What is required
Identify and reproduce every line holding the string "frac".

#### Given information

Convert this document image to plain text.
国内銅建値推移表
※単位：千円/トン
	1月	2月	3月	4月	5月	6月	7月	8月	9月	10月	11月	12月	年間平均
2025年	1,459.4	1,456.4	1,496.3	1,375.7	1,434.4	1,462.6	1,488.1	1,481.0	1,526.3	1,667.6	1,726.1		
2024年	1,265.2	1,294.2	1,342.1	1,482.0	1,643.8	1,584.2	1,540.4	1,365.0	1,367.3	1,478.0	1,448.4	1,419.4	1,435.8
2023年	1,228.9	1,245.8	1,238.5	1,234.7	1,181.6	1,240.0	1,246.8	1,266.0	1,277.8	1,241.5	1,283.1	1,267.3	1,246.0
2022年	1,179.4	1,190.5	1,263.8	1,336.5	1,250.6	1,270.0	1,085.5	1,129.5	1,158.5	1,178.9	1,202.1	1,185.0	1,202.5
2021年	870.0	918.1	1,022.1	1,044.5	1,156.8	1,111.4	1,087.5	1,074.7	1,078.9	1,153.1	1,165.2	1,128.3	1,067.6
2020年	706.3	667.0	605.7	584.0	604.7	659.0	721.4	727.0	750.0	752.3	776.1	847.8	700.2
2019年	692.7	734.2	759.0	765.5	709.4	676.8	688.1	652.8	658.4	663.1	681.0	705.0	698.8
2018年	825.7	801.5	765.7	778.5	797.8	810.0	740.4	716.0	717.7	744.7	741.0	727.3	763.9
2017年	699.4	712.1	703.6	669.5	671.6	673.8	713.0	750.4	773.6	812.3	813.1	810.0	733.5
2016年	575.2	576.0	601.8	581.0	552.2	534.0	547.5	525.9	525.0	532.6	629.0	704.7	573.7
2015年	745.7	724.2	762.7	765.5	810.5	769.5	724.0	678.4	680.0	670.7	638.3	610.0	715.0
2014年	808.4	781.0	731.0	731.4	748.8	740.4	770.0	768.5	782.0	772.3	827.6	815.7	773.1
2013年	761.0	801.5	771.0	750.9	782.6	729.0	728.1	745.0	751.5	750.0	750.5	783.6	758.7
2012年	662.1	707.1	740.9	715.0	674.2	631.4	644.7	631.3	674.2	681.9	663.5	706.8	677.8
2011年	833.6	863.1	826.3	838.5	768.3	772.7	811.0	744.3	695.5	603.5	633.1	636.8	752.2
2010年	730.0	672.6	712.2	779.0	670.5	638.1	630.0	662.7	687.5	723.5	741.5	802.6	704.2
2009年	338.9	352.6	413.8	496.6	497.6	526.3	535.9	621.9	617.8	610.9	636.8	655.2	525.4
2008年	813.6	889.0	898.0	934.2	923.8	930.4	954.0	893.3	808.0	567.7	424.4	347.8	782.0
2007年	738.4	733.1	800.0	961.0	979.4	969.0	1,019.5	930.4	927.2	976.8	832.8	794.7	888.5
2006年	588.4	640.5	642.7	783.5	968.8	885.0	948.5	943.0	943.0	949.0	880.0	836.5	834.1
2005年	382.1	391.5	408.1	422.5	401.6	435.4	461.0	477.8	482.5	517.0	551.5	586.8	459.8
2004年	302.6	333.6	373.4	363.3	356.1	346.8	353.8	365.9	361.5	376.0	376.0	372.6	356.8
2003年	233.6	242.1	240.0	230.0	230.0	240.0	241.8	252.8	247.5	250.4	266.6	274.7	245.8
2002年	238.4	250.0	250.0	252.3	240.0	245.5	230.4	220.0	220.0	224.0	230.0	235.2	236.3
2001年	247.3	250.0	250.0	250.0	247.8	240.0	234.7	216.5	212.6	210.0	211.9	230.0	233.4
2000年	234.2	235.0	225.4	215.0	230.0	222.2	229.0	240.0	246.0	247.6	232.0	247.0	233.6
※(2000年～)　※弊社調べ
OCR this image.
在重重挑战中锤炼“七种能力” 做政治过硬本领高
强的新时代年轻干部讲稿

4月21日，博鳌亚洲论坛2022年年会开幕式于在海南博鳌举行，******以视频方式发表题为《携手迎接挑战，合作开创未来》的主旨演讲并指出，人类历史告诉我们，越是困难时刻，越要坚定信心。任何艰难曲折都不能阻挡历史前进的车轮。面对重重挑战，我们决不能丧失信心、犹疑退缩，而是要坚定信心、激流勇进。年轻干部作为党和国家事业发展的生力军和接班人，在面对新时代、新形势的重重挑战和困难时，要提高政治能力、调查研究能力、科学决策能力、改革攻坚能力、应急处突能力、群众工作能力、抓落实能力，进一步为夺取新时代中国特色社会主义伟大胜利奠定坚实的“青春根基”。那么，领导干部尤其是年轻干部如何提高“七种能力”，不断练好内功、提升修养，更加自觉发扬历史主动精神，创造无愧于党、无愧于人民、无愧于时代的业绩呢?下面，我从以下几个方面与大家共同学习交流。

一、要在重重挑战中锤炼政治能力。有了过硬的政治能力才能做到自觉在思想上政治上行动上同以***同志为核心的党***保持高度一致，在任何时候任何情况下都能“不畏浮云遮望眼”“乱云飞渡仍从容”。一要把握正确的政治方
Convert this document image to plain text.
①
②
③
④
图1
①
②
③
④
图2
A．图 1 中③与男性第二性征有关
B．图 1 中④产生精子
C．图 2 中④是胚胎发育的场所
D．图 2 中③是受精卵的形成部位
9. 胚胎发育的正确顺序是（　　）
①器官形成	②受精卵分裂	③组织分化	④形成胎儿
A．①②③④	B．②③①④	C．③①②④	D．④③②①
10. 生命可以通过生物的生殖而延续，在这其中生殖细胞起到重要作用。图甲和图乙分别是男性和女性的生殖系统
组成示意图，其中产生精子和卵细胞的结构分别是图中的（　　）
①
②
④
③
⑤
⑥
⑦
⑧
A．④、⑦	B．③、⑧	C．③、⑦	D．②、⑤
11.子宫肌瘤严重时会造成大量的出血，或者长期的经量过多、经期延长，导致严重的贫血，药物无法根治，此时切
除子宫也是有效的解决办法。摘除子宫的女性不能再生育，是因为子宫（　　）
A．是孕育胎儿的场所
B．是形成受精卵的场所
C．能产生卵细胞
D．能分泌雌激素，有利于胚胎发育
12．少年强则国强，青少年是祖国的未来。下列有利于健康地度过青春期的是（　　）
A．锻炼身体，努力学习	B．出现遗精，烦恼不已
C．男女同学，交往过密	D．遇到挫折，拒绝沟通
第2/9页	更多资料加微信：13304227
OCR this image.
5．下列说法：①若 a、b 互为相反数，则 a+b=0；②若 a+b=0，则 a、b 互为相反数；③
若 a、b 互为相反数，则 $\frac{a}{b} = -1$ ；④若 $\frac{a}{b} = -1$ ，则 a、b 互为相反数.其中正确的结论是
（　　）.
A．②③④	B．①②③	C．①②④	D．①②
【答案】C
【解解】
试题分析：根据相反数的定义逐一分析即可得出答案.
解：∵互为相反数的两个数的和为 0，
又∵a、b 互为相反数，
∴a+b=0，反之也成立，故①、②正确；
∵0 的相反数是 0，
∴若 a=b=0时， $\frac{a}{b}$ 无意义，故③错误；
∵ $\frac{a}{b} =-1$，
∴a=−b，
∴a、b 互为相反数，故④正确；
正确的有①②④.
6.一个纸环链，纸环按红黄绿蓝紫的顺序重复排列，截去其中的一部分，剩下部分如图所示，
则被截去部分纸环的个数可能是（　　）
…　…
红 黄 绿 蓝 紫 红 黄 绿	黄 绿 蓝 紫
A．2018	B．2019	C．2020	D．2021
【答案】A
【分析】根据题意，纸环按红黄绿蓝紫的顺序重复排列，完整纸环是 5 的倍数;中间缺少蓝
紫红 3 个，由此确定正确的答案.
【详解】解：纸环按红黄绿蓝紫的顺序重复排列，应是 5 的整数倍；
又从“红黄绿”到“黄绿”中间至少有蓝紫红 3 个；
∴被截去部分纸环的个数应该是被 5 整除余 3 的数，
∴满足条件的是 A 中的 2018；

########

Complete response
若 a、b 互为相反数，则 $\frac{a}{b} = -1$ ；④若 $\frac{a}{b} = -1$ ，则 a、b 互为相反数.其中正确的结论是
∴若 a=b=0时， $\frac{a}{b}$ 无意义，故③错误；
∵ $\frac{a}{b} =-1$，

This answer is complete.